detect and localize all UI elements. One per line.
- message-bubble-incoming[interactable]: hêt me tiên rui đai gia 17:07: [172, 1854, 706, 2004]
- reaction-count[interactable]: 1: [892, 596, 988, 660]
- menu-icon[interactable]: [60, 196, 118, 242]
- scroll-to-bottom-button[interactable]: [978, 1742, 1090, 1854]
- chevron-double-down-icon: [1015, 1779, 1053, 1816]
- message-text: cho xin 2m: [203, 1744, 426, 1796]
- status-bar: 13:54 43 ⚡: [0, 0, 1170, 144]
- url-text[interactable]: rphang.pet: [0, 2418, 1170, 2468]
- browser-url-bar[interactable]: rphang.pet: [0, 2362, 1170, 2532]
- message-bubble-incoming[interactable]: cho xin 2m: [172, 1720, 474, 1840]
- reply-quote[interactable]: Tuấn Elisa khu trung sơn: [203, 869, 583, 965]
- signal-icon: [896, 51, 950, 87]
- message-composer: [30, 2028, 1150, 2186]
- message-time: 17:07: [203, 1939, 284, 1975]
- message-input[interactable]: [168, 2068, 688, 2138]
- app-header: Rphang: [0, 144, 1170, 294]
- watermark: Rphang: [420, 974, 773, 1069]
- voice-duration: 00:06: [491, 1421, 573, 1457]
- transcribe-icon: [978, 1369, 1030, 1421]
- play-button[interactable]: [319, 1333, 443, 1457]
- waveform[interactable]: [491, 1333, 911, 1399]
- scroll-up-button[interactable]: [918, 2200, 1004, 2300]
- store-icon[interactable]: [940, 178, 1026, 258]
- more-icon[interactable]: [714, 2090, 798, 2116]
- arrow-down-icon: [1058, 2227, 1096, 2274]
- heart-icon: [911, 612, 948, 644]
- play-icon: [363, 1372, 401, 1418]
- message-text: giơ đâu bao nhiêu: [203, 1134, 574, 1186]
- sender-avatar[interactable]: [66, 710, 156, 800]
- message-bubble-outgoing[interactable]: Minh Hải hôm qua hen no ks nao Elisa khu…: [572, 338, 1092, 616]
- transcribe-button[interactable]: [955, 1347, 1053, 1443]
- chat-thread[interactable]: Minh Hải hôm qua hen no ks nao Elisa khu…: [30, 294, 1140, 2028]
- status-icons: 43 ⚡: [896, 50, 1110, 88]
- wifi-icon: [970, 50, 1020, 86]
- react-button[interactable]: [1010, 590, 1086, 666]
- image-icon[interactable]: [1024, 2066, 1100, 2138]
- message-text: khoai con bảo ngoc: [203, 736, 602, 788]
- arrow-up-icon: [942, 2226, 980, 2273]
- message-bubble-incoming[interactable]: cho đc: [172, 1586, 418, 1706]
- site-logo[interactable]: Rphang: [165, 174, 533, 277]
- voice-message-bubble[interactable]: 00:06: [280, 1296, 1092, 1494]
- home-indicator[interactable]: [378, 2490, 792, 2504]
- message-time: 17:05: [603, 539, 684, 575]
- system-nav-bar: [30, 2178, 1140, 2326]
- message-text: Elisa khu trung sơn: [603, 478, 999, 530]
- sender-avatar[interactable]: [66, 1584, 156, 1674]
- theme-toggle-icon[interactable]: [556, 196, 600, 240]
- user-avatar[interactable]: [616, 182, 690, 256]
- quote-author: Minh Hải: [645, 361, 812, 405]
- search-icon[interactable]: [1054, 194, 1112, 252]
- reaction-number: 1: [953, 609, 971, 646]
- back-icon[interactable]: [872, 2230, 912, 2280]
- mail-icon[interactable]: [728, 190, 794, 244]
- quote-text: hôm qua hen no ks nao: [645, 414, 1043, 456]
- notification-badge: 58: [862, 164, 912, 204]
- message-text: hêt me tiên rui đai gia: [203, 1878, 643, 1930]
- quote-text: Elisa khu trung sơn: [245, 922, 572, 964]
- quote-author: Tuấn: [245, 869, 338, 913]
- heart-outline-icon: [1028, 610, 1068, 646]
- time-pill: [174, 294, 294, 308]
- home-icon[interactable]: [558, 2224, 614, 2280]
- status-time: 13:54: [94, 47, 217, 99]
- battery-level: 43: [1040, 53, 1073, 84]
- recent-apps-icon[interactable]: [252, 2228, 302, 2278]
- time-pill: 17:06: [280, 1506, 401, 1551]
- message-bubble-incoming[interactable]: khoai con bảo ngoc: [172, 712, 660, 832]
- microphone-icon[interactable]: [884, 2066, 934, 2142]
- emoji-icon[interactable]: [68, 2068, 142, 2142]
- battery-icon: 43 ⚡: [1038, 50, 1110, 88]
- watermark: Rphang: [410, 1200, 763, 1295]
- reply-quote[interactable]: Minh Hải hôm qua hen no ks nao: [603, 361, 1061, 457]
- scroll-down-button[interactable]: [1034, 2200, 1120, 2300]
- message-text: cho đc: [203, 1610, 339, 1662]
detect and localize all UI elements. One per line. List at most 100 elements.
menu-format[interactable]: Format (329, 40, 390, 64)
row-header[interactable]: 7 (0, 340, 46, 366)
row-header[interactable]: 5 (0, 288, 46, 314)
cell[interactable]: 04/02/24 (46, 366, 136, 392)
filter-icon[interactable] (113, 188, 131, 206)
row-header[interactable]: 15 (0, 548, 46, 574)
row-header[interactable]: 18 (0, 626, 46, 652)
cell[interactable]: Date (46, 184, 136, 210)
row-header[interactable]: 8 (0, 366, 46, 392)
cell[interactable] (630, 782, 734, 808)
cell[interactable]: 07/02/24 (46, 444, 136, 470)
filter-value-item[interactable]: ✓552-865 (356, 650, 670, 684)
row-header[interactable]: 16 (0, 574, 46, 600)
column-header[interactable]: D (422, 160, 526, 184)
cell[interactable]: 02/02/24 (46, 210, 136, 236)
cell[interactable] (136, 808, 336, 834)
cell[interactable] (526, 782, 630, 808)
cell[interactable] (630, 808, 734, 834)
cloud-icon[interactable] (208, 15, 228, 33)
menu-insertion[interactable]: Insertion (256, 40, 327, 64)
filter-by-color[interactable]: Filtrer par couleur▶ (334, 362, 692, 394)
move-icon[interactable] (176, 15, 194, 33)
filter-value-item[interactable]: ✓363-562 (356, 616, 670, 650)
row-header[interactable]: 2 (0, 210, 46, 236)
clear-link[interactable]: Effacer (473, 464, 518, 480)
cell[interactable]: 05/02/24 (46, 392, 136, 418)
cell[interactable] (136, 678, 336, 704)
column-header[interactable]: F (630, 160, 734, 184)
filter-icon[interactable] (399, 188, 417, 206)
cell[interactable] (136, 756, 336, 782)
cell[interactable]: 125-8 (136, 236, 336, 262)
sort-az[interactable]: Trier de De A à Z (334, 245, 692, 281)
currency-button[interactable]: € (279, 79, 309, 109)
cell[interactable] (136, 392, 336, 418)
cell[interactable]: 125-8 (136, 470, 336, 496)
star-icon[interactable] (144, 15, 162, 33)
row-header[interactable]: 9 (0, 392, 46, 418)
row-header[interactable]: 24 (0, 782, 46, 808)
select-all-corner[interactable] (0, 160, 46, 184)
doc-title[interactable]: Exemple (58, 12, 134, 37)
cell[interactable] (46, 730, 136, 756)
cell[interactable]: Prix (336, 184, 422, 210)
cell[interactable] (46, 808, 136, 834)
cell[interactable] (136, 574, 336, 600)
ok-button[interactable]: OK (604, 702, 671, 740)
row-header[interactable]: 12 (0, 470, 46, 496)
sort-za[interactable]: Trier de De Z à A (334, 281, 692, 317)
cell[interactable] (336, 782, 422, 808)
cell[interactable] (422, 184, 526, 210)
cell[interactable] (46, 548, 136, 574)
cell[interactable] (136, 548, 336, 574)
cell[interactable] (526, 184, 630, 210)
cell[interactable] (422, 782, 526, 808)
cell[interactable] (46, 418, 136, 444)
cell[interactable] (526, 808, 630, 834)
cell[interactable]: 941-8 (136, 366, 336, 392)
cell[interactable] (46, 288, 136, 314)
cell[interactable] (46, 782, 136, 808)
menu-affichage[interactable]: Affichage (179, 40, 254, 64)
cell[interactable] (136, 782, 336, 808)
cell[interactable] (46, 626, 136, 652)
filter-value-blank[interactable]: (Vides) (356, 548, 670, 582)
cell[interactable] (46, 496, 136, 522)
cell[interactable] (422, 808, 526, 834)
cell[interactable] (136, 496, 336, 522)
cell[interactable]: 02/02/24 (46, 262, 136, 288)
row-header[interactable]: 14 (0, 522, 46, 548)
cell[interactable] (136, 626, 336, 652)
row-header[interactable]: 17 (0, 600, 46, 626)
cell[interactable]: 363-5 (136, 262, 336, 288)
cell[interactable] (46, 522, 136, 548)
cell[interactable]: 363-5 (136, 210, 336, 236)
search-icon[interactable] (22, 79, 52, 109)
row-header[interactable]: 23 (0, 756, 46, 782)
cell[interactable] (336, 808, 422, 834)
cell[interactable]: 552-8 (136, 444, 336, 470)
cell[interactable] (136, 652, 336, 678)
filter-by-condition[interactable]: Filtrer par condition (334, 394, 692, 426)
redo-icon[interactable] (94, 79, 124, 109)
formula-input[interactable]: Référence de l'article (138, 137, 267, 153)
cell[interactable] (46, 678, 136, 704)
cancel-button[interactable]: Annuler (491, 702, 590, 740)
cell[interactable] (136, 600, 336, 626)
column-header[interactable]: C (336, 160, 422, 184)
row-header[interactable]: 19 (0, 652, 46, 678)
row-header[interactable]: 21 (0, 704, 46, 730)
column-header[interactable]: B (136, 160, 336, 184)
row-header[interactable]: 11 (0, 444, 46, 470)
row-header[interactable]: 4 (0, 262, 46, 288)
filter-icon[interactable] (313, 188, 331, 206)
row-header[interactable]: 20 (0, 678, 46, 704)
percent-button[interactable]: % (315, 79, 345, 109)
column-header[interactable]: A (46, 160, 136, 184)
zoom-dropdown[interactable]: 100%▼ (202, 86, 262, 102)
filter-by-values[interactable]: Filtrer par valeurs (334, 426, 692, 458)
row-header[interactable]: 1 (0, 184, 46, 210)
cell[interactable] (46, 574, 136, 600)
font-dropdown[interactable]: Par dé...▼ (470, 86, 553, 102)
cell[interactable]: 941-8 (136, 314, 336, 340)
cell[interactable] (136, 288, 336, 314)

******

Copy out the data word for word, from its first line through the line that contains "- status-bar: 13:54 43 ⚡: [0, 0, 1170, 144]", including both ends.

• FINISHED EXERCISE
detect and localize all UI elements. One per line.
- message-bubble-incoming[interactable]: hêt me tiên rui đai gia 17:07: [172, 1854, 706, 2004]
- reaction-count[interactable]: 1: [892, 596, 988, 660]
- menu-icon[interactable]: [60, 196, 118, 242]
- scroll-to-bottom-button[interactable]: [978, 1742, 1090, 1854]
- chevron-double-down-icon: [1015, 1779, 1053, 1816]
- message-text: cho xin 2m: [203, 1744, 426, 1796]
- status-bar: 13:54 43 ⚡: [0, 0, 1170, 144]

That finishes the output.